■ What to do: Transcribe the entries exactly; images are not part of the copy.

___ Supplied records

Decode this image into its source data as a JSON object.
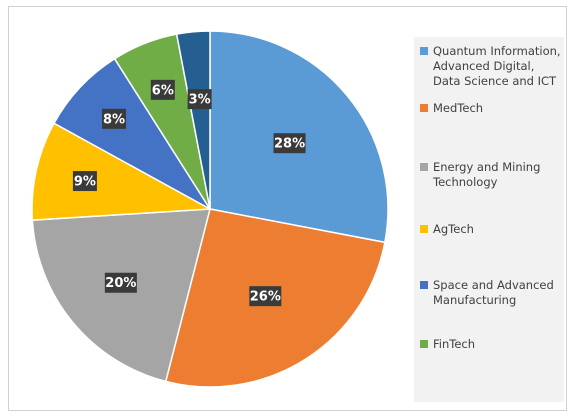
{
  "chart_data": {
    "type": "pie",
    "slices": [
      {
        "label": "Quantum Information, Advanced Digital, Data Science and ICT",
        "value": 28,
        "value_label": "28%",
        "color": "#5b9bd5"
      },
      {
        "label": "MedTech",
        "value": 26,
        "value_label": "26%",
        "color": "#ed7d31"
      },
      {
        "label": "Energy and Mining Technology",
        "value": 20,
        "value_label": "20%",
        "color": "#a5a5a5"
      },
      {
        "label": "AgTech",
        "value": 9,
        "value_label": "9%",
        "color": "#ffc000"
      },
      {
        "label": "Space and Advanced Manufacturing",
        "value": 8,
        "value_label": "8%",
        "color": "#4472c4"
      },
      {
        "label": "FinTech",
        "value": 6,
        "value_label": "6%",
        "color": "#70ad47"
      },
      {
        "label": "",
        "value": 3,
        "value_label": "3%",
        "color": "#255e91"
      }
    ],
    "legend_position": "right",
    "data_label_style": "dark boxes with white text"
  }
}
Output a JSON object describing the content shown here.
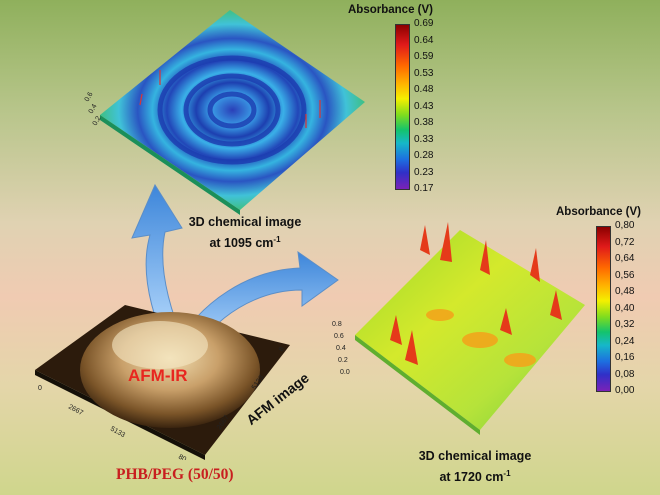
{
  "top_image": {
    "colorbar_title": "Absorbance (V)",
    "colorbar_ticks": [
      "0.69",
      "0.64",
      "0.59",
      "0.53",
      "0.48",
      "0.43",
      "0.38",
      "0.33",
      "0.28",
      "0.23",
      "0.17"
    ],
    "caption_line1": "3D chemical image",
    "caption_line2_prefix": "at 1095 cm",
    "caption_sup": "-1"
  },
  "bottom_image": {
    "colorbar_title": "Absorbance (V)",
    "colorbar_ticks": [
      "0,80",
      "0,72",
      "0,64",
      "0,56",
      "0,48",
      "0,40",
      "0,32",
      "0,24",
      "0,16",
      "0,08",
      "0,00"
    ],
    "caption_line1": "3D chemical image",
    "caption_line2_prefix": "at 1720 cm",
    "caption_sup": "-1",
    "axis_ticks": [
      "0.8",
      "0.6",
      "0.4",
      "0.2",
      "0.0"
    ]
  },
  "afm": {
    "overlay_label": "AFM-IR",
    "side_label": "AFM image",
    "axis_ticks": [
      "0",
      "2667",
      "5133",
      "80",
      "2667",
      "5133",
      "8"
    ]
  },
  "sample_label": "PHB/PEG (50/50)",
  "colors": {
    "label_red": "#e8261f",
    "arrow_blue": "#4a8fe0"
  }
}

______

■ Exercise response:
Decode this image into its source data as a JSON object.
{
  "chart_data": {
    "type": "pie",
    "slices": [
      {
        "label": "Quantum Information, Advanced Digital, Data Science and ICT",
        "value": 28,
        "value_label": "28%",
        "color": "#5b9bd5"
      },
      {
        "label": "MedTech",
        "value": 26,
        "value_label": "26%",
        "color": "#ed7d31"
      },
      {
        "label": "Energy and Mining Technology",
        "value": 20,
        "value_label": "20%",
        "color": "#a5a5a5"
      },
      {
        "label": "AgTech",
        "value": 9,
        "value_label": "9%",
        "color": "#ffc000"
      },
      {
        "label": "Space and Advanced Manufacturing",
        "value": 8,
        "value_label": "8%",
        "color": "#4472c4"
      },
      {
        "label": "FinTech",
        "value": 6,
        "value_label": "6%",
        "color": "#70ad47"
      },
      {
        "label": "",
        "value": 3,
        "value_label": "3%",
        "color": "#255e91"
      }
    ],
    "legend_position": "right",
    "data_label_style": "dark boxes with white text"
  }
}
Output a JSON object describing the content shown here.
{
  "top_image": {
    "colorbar_title": "Absorbance (V)",
    "colorbar_ticks": [
      "0.69",
      "0.64",
      "0.59",
      "0.53",
      "0.48",
      "0.43",
      "0.38",
      "0.33",
      "0.28",
      "0.23",
      "0.17"
    ],
    "caption_line1": "3D chemical image",
    "caption_line2_prefix": "at 1095 cm",
    "caption_sup": "-1"
  },
  "bottom_image": {
    "colorbar_title": "Absorbance (V)",
    "colorbar_ticks": [
      "0,80",
      "0,72",
      "0,64",
      "0,56",
      "0,48",
      "0,40",
      "0,32",
      "0,24",
      "0,16",
      "0,08",
      "0,00"
    ],
    "caption_line1": "3D chemical image",
    "caption_line2_prefix": "at 1720 cm",
    "caption_sup": "-1",
    "axis_ticks": [
      "0.8",
      "0.6",
      "0.4",
      "0.2",
      "0.0"
    ]
  },
  "afm": {
    "overlay_label": "AFM-IR",
    "side_label": "AFM image",
    "axis_ticks": [
      "0",
      "2667",
      "5133",
      "80",
      "2667",
      "5133",
      "8"
    ]
  },
  "sample_label": "PHB/PEG (50/50)",
  "colors": {
    "label_red": "#e8261f",
    "arrow_blue": "#4a8fe0"
  }
}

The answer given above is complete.